(Dataset items)
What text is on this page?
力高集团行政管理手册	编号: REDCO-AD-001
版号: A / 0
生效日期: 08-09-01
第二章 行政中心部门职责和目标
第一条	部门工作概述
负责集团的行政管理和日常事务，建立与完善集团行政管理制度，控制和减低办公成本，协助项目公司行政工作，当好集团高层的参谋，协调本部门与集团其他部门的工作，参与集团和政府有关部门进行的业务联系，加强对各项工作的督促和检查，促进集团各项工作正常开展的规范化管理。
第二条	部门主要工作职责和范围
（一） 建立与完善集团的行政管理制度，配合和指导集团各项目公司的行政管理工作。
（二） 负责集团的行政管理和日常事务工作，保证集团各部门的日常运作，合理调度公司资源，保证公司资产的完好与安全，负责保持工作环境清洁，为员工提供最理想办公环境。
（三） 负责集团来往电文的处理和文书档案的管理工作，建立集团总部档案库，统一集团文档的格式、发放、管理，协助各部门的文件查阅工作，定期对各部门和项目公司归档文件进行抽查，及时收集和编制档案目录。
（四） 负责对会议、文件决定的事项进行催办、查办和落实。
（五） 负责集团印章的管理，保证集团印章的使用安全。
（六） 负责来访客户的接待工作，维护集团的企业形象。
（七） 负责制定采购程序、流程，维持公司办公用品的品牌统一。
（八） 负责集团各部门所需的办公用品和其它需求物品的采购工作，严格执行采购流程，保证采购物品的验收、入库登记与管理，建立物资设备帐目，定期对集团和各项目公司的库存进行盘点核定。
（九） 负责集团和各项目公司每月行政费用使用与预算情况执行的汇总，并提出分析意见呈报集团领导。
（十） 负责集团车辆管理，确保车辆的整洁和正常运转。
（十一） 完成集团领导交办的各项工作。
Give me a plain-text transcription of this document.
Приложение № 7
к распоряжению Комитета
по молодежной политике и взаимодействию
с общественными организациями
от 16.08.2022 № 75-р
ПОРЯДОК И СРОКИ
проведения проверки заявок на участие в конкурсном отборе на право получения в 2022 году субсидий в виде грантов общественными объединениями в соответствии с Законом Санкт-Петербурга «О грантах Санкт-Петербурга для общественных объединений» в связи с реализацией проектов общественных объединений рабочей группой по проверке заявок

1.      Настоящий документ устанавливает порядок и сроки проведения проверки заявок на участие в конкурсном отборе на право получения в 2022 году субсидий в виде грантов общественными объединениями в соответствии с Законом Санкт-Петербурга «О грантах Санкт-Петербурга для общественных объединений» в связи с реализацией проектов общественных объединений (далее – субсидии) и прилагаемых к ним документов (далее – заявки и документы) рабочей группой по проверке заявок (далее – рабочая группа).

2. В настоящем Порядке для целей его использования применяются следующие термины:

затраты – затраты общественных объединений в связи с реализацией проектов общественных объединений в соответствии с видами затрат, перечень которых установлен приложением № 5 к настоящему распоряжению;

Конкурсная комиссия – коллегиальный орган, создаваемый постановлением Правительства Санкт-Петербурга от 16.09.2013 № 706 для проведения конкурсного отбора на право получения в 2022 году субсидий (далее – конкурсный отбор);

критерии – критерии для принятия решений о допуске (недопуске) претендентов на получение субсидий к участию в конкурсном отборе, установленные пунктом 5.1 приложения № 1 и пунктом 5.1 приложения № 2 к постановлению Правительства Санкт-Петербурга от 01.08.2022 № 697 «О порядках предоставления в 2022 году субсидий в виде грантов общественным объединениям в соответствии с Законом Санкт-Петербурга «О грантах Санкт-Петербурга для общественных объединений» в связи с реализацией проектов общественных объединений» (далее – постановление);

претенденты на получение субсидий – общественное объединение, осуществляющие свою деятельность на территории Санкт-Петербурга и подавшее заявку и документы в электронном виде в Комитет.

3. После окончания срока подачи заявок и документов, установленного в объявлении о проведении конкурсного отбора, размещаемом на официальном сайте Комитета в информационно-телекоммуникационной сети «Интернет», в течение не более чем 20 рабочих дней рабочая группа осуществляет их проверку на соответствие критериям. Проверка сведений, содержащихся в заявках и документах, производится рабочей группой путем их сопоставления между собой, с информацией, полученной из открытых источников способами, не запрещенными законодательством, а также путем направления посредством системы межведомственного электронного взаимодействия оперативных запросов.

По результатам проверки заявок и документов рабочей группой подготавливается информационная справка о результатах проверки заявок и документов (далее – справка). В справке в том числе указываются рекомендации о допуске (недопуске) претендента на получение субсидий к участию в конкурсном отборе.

→ THE PROBLEM
From the data above, copy each line where the string "связи" appears.

→ RESPONSE TO THIS TASK
проведения проверки заявок на участие в конкурсном отборе на право получения в 2022 году субсидий в виде грантов общественными объединениями в соответствии с Законом Санкт-Петербурга «О грантах Санкт-Петербурга для общественных объединений» в связи с реализацией проектов общественных объединений рабочей группой по проверке заявок
1.      Настоящий документ устанавливает порядок и сроки проведения проверки заявок на участие в конкурсном отборе на право получения в 2022 году субсидий в виде грантов общественными объединениями в соответствии с Законом Санкт-Петербурга «О грантах Санкт-Петербурга для общественных объединений» в связи с реализацией проектов общественных объединений (далее – субсидии) и прилагаемых к ним документов (далее – заявки и документы) рабочей группой по проверке заявок (далее – рабочая группа).
затраты – затраты общественных объединений в связи с реализацией проектов общественных объединений в соответствии с видами затрат, перечень которых установлен приложением № 5 к настоящему распоряжению;
критерии – критерии для принятия решений о допуске (недопуске) претендентов на получение субсидий к участию в конкурсном отборе, установленные пунктом 5.1 приложения № 1 и пунктом 5.1 приложения № 2 к постановлению Правительства Санкт-Петербурга от 01.08.2022 № 697 «О порядках предоставления в 2022 году субсидий в виде грантов общественным объединениям в соответствии с Законом Санкт-Петербурга «О грантах Санкт-Петербурга для общественных объединений» в связи с реализацией проектов общественных объединений» (далее – постановление);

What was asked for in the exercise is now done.